Begin DATA EXCERPTS
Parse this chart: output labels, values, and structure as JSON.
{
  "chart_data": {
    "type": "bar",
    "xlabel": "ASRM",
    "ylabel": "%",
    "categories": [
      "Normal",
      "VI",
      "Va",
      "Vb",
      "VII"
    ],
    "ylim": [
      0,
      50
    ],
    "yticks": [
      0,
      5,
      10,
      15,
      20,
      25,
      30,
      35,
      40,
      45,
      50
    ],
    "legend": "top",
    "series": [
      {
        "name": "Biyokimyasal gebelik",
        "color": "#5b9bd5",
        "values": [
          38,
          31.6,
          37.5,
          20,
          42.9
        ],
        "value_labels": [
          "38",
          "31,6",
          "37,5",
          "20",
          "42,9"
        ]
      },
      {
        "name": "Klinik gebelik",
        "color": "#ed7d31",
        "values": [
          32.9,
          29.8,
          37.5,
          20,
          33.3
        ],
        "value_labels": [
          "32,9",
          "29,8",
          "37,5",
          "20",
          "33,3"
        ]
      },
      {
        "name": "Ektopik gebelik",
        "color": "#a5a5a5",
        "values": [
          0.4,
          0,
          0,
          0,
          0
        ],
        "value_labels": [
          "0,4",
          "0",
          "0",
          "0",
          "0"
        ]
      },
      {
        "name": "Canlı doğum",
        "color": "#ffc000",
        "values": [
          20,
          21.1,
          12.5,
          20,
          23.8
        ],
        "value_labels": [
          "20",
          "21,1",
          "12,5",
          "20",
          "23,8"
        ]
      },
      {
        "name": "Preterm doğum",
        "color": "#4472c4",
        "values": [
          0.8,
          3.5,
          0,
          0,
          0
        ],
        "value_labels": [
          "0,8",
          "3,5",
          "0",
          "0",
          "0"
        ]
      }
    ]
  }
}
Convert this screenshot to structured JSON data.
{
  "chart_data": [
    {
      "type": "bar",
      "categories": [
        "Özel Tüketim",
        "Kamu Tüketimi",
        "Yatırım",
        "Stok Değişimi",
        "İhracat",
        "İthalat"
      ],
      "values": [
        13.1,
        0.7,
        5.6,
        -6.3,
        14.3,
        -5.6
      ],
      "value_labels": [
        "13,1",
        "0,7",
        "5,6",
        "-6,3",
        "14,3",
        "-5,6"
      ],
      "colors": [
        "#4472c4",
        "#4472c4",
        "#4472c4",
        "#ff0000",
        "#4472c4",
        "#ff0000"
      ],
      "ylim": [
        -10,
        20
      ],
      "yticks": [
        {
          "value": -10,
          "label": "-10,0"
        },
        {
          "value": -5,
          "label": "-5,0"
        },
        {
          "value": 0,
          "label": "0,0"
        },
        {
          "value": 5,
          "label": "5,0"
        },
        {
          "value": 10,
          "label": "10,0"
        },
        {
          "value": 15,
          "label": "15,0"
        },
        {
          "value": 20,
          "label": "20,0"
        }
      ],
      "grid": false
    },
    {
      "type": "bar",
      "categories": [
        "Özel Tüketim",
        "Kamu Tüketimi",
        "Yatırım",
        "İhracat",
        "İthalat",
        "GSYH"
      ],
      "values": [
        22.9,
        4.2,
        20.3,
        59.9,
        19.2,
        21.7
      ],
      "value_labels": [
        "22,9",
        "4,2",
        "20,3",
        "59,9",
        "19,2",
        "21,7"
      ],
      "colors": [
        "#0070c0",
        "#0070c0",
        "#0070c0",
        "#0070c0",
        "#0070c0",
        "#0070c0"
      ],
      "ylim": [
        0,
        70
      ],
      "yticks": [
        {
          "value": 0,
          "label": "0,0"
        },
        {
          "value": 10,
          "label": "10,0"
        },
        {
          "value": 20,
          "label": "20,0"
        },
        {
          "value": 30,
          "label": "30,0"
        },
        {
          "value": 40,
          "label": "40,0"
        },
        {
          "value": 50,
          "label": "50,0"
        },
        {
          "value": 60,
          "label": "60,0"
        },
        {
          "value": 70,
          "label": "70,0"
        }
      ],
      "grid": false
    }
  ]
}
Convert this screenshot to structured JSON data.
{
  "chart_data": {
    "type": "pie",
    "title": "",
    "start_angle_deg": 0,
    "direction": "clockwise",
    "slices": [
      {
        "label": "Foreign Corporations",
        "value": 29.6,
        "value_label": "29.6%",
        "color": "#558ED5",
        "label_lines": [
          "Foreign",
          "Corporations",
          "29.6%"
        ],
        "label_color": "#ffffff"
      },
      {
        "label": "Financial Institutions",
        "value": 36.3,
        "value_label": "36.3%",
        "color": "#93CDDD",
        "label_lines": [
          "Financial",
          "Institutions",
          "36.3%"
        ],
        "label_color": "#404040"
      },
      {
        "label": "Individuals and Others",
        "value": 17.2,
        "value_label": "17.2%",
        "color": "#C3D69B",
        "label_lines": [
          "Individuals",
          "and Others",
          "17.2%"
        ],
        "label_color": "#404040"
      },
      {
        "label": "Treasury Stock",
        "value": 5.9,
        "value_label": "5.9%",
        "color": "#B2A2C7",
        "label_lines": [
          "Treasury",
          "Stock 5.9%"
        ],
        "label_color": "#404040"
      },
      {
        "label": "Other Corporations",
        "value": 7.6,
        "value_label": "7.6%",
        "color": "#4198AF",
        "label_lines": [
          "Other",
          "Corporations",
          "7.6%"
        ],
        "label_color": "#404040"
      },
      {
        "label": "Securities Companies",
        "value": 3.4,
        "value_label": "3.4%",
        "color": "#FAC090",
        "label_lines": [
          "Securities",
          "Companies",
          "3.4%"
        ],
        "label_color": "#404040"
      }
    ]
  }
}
End DATA EXCERPTS
_JOB:_ Quote each line of the listing above exactly.

_ANSWER:_
Parse this chart: output labels, values, and structure as JSON.
{
  "chart_data": {
    "type": "bar",
    "xlabel": "ASRM",
    "ylabel": "%",
    "categories": [
      "Normal",
      "VI",
      "Va",
      "Vb",
      "VII"
    ],
    "ylim": [
      0,
      50
    ],
    "yticks": [
      0,
      5,
      10,
      15,
      20,
      25,
      30,
      35,
      40,
      45,
      50
    ],
    "legend": "top",
    "series": [
      {
        "name": "Biyokimyasal gebelik",
        "color": "#5b9bd5",
        "values": [
          38,
          31.6,
          37.5,
          20,
          42.9
        ],
        "value_labels": [
          "38",
          "31,6",
          "37,5",
          "20",
          "42,9"
        ]
      },
      {
        "name": "Klinik gebelik",
        "color": "#ed7d31",
        "values": [
          32.9,
          29.8,
          37.5,
          20,
          33.3
        ],
        "value_labels": [
          "32,9",
          "29,8",
          "37,5",
          "20",
          "33,3"
        ]
      },
      {
        "name": "Ektopik gebelik",
        "color": "#a5a5a5",
        "values": [
          0.4,
          0,
          0,
          0,
          0
        ],
        "value_labels": [
          "0,4",
          "0",
          "0",
          "0",
          "0"
        ]
      },
      {
        "name": "Canlı doğum",
        "color": "#ffc000",
        "values": [
          20,
          21.1,
          12.5,
          20,
          23.8
        ],
        "value_labels": [
          "20",
          "21,1",
          "12,5",
          "20",
          "23,8"
        ]
      },
      {
        "name": "Preterm doğum",
        "color": "#4472c4",
        "values": [
          0.8,
          3.5,
          0,
          0,
          0
        ],
        "value_labels": [
          "0,8",
          "3,5",
          "0",
          "0",
          "0"
        ]
      }
    ]
  }
}
Convert this screenshot to structured JSON data.
{
  "chart_data": [
    {
      "type": "bar",
      "categories": [
        "Özel Tüketim",
        "Kamu Tüketimi",
        "Yatırım",
        "Stok Değişimi",
        "İhracat",
        "İthalat"
      ],
      "values": [
        13.1,
        0.7,
        5.6,
        -6.3,
        14.3,
        -5.6
      ],
      "value_labels": [
        "13,1",
        "0,7",
        "5,6",
        "-6,3",
        "14,3",
        "-5,6"
      ],
      "colors": [
        "#4472c4",
        "#4472c4",
        "#4472c4",
        "#ff0000",
        "#4472c4",
        "#ff0000"
      ],
      "ylim": [
        -10,
        20
      ],
      "yticks": [
        {
          "value": -10,
          "label": "-10,0"
        },
        {
          "value": -5,
          "label": "-5,0"
        },
        {
          "value": 0,
          "label": "0,0"
        },
        {
          "value": 5,
          "label": "5,0"
        },
        {
          "value": 10,
          "label": "10,0"
        },
        {
          "value": 15,
          "label": "15,0"
        },
        {
          "value": 20,
          "label": "20,0"
        }
      ],
      "grid": false
    },
    {
      "type": "bar",
      "categories": [
        "Özel Tüketim",
        "Kamu Tüketimi",
        "Yatırım",
        "İhracat",
        "İthalat",
        "GSYH"
      ],
      "values": [
        22.9,
        4.2,
        20.3,
        59.9,
        19.2,
        21.7
      ],
      "value_labels": [
        "22,9",
        "4,2",
        "20,3",
        "59,9",
        "19,2",
        "21,7"
      ],
      "colors": [
        "#0070c0",
        "#0070c0",
        "#0070c0",
        "#0070c0",
        "#0070c0",
        "#0070c0"
      ],
      "ylim": [
        0,
        70
      ],
      "yticks": [
        {
          "value": 0,
          "label": "0,0"
        },
        {
          "value": 10,
          "label": "10,0"
        },
        {
          "value": 20,
          "label": "20,0"
        },
        {
          "value": 30,
          "label": "30,0"
        },
        {
          "value": 40,
          "label": "40,0"
        },
        {
          "value": 50,
          "label": "50,0"
        },
        {
          "value": 60,
          "label": "60,0"
        },
        {
          "value": 70,
          "label": "70,0"
        }
      ],
      "grid": false
    }
  ]
}
Convert this screenshot to structured JSON data.
{
  "chart_data": {
    "type": "pie",
    "title": "",
    "start_angle_deg": 0,
    "direction": "clockwise",
    "slices": [
      {
        "label": "Foreign Corporations",
        "value": 29.6,
        "value_label": "29.6%",
        "color": "#558ED5",
        "label_lines": [
          "Foreign",
          "Corporations",
          "29.6%"
        ],
        "label_color": "#ffffff"
      },
      {
        "label": "Financial Institutions",
        "value": 36.3,
        "value_label": "36.3%",
        "color": "#93CDDD",
        "label_lines": [
          "Financial",
          "Institutions",
          "36.3%"
        ],
        "label_color": "#404040"
      },
      {
        "label": "Individuals and Others",
        "value": 17.2,
        "value_label": "17.2%",
        "color": "#C3D69B",
        "label_lines": [
          "Individuals",
          "and Others",
          "17.2%"
        ],
        "label_color": "#404040"
      },
      {
        "label": "Treasury Stock",
        "value": 5.9,
        "value_label": "5.9%",
        "color": "#B2A2C7",
        "label_lines": [
          "Treasury",
          "Stock 5.9%"
        ],
        "label_color": "#404040"
      },
      {
        "label": "Other Corporations",
        "value": 7.6,
        "value_label": "7.6%",
        "color": "#4198AF",
        "label_lines": [
          "Other",
          "Corporations",
          "7.6%"
        ],
        "label_color": "#404040"
      },
      {
        "label": "Securities Companies",
        "value": 3.4,
        "value_label": "3.4%",
        "color": "#FAC090",
        "label_lines": [
          "Securities",
          "Companies",
          "3.4%"
        ],
        "label_color": "#404040"
      }
    ]
  }
}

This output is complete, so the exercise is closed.